**TASK OBJECTIVE**
Can you output the records below exactly as they are written?

---------------

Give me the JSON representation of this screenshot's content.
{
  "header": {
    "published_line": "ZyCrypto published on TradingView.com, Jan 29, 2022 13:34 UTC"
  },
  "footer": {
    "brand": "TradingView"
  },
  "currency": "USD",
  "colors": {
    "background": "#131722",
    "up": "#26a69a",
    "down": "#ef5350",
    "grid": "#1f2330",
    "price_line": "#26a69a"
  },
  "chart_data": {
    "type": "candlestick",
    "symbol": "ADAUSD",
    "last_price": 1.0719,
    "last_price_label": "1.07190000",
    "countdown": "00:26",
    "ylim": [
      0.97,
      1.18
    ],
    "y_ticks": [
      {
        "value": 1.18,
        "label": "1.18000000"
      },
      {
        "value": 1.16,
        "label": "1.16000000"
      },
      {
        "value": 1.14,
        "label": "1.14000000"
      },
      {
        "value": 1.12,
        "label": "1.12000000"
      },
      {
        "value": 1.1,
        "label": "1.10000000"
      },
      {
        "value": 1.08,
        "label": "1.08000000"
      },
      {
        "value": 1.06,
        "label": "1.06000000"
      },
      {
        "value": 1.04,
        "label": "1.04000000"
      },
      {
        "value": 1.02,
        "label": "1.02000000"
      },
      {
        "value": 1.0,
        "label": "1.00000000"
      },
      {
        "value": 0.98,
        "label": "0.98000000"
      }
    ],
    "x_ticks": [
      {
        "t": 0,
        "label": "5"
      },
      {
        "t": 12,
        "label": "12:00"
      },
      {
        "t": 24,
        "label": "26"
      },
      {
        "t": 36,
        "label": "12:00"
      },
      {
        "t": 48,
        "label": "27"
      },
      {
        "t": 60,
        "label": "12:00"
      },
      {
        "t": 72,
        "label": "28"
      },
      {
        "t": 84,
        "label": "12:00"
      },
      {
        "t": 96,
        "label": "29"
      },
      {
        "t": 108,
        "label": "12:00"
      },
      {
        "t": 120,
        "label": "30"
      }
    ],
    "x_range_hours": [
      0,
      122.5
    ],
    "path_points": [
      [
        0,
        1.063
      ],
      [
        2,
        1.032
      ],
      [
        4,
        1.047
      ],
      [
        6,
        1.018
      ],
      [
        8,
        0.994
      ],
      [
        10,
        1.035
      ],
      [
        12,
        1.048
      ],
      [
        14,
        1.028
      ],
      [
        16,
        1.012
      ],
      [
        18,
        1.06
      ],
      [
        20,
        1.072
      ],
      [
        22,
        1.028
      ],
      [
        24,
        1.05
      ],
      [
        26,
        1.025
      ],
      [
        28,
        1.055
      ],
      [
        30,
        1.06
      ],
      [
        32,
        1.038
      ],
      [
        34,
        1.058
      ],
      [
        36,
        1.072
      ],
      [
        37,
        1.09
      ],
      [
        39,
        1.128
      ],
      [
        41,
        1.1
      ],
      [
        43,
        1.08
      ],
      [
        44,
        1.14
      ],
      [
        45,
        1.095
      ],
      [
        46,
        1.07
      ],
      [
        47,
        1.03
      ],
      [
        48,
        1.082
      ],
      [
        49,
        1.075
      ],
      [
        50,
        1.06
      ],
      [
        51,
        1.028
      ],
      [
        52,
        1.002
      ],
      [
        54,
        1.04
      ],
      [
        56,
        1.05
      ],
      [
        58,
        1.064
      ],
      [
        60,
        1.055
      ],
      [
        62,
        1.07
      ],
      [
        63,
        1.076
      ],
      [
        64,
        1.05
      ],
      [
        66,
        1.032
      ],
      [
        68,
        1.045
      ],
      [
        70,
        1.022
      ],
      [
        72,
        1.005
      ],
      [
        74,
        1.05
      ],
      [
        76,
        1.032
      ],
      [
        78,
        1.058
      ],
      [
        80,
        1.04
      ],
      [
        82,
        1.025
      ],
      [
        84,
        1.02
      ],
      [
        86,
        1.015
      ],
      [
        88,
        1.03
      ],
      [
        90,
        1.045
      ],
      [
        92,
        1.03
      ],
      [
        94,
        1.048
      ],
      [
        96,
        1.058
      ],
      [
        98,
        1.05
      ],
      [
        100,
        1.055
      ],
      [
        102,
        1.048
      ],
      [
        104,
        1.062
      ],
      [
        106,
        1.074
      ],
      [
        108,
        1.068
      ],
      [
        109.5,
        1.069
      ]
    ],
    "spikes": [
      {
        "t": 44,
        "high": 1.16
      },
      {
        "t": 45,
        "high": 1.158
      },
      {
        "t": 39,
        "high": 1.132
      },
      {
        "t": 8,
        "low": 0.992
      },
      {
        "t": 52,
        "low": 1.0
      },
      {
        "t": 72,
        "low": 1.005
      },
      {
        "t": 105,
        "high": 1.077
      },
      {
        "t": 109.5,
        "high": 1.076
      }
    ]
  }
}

---------------

**EXERCISE ANSWER**
Give me the JSON representation of this screenshot's content.
{
  "header": {
    "published_line": "ZyCrypto published on TradingView.com, Jan 29, 2022 13:34 UTC"
  },
  "footer": {
    "brand": "TradingView"
  },
  "currency": "USD",
  "colors": {
    "background": "#131722",
    "up": "#26a69a",
    "down": "#ef5350",
    "grid": "#1f2330",
    "price_line": "#26a69a"
  },
  "chart_data": {
    "type": "candlestick",
    "symbol": "ADAUSD",
    "last_price": 1.0719,
    "last_price_label": "1.07190000",
    "countdown": "00:26",
    "ylim": [
      0.97,
      1.18
    ],
    "y_ticks": [
      {
        "value": 1.18,
        "label": "1.18000000"
      },
      {
        "value": 1.16,
        "label": "1.16000000"
      },
      {
        "value": 1.14,
        "label": "1.14000000"
      },
      {
        "value": 1.12,
        "label": "1.12000000"
      },
      {
        "value": 1.1,
        "label": "1.10000000"
      },
      {
        "value": 1.08,
        "label": "1.08000000"
      },
      {
        "value": 1.06,
        "label": "1.06000000"
      },
      {
        "value": 1.04,
        "label": "1.04000000"
      },
      {
        "value": 1.02,
        "label": "1.02000000"
      },
      {
        "value": 1.0,
        "label": "1.00000000"
      },
      {
        "value": 0.98,
        "label": "0.98000000"
      }
    ],
    "x_ticks": [
      {
        "t": 0,
        "label": "5"
      },
      {
        "t": 12,
        "label": "12:00"
      },
      {
        "t": 24,
        "label": "26"
      },
      {
        "t": 36,
        "label": "12:00"
      },
      {
        "t": 48,
        "label": "27"
      },
      {
        "t": 60,
        "label": "12:00"
      },
      {
        "t": 72,
        "label": "28"
      },
      {
        "t": 84,
        "label": "12:00"
      },
      {
        "t": 96,
        "label": "29"
      },
      {
        "t": 108,
        "label": "12:00"
      },
      {
        "t": 120,
        "label": "30"
      }
    ],
    "x_range_hours": [
      0,
      122.5
    ],
    "path_points": [
      [
        0,
        1.063
      ],
      [
        2,
        1.032
      ],
      [
        4,
        1.047
      ],
      [
        6,
        1.018
      ],
      [
        8,
        0.994
      ],
      [
        10,
        1.035
      ],
      [
        12,
        1.048
      ],
      [
        14,
        1.028
      ],
      [
        16,
        1.012
      ],
      [
        18,
        1.06
      ],
      [
        20,
        1.072
      ],
      [
        22,
        1.028
      ],
      [
        24,
        1.05
      ],
      [
        26,
        1.025
      ],
      [
        28,
        1.055
      ],
      [
        30,
        1.06
      ],
      [
        32,
        1.038
      ],
      [
        34,
        1.058
      ],
      [
        36,
        1.072
      ],
      [
        37,
        1.09
      ],
      [
        39,
        1.128
      ],
      [
        41,
        1.1
      ],
      [
        43,
        1.08
      ],
      [
        44,
        1.14
      ],
      [
        45,
        1.095
      ],
      [
        46,
        1.07
      ],
      [
        47,
        1.03
      ],
      [
        48,
        1.082
      ],
      [
        49,
        1.075
      ],
      [
        50,
        1.06
      ],
      [
        51,
        1.028
      ],
      [
        52,
        1.002
      ],
      [
        54,
        1.04
      ],
      [
        56,
        1.05
      ],
      [
        58,
        1.064
      ],
      [
        60,
        1.055
      ],
      [
        62,
        1.07
      ],
      [
        63,
        1.076
      ],
      [
        64,
        1.05
      ],
      [
        66,
        1.032
      ],
      [
        68,
        1.045
      ],
      [
        70,
        1.022
      ],
      [
        72,
        1.005
      ],
      [
        74,
        1.05
      ],
      [
        76,
        1.032
      ],
      [
        78,
        1.058
      ],
      [
        80,
        1.04
      ],
      [
        82,
        1.025
      ],
      [
        84,
        1.02
      ],
      [
        86,
        1.015
      ],
      [
        88,
        1.03
      ],
      [
        90,
        1.045
      ],
      [
        92,
        1.03
      ],
      [
        94,
        1.048
      ],
      [
        96,
        1.058
      ],
      [
        98,
        1.05
      ],
      [
        100,
        1.055
      ],
      [
        102,
        1.048
      ],
      [
        104,
        1.062
      ],
      [
        106,
        1.074
      ],
      [
        108,
        1.068
      ],
      [
        109.5,
        1.069
      ]
    ],
    "spikes": [
      {
        "t": 44,
        "high": 1.16
      },
      {
        "t": 45,
        "high": 1.158
      },
      {
        "t": 39,
        "high": 1.132
      },
      {
        "t": 8,
        "low": 0.992
      },
      {
        "t": 52,
        "low": 1.0
      },
      {
        "t": 72,
        "low": 1.005
      },
      {
        "t": 105,
        "high": 1.077
      },
      {
        "t": 109.5,
        "high": 1.076
      }
    ]
  }
}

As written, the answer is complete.